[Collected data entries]
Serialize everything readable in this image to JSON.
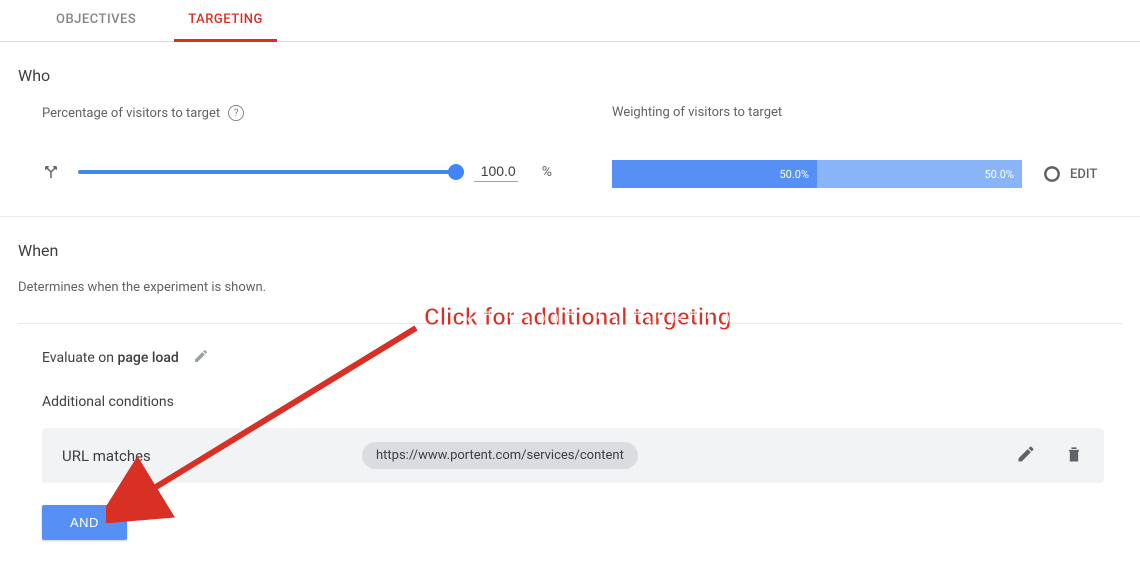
{
  "tabs": {
    "objectives": "OBJECTIVES",
    "targeting": "TARGETING"
  },
  "who": {
    "title": "Who",
    "pct_label": "Percentage of visitors to target",
    "pct_value": "100.0",
    "pct_suffix": "%",
    "weight_label": "Weighting of visitors to target",
    "weights": {
      "a": "50.0%",
      "b": "50.0%"
    },
    "edit": "EDIT"
  },
  "when": {
    "title": "When",
    "subtitle": "Determines when the experiment is shown.",
    "eval_prefix": "Evaluate on ",
    "eval_bold": "page load",
    "additional": "Additional conditions",
    "condition": {
      "label": "URL matches",
      "chip": "https://www.portent.com/services/content"
    },
    "and": "AND"
  },
  "annotation": {
    "text": "Click for additional targeting"
  }
}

• **WHAT YOU WILL DO**:
Images in the records should not be copied. Repeat all the rest exactly.

• **WRITTEN RESPONSE**:
Serialize everything readable in this image to JSON.
{
  "tabs": {
    "objectives": "OBJECTIVES",
    "targeting": "TARGETING"
  },
  "who": {
    "title": "Who",
    "pct_label": "Percentage of visitors to target",
    "pct_value": "100.0",
    "pct_suffix": "%",
    "weight_label": "Weighting of visitors to target",
    "weights": {
      "a": "50.0%",
      "b": "50.0%"
    },
    "edit": "EDIT"
  },
  "when": {
    "title": "When",
    "subtitle": "Determines when the experiment is shown.",
    "eval_prefix": "Evaluate on ",
    "eval_bold": "page load",
    "additional": "Additional conditions",
    "condition": {
      "label": "URL matches",
      "chip": "https://www.portent.com/services/content"
    },
    "and": "AND"
  },
  "annotation": {
    "text": "Click for additional targeting"
  }
}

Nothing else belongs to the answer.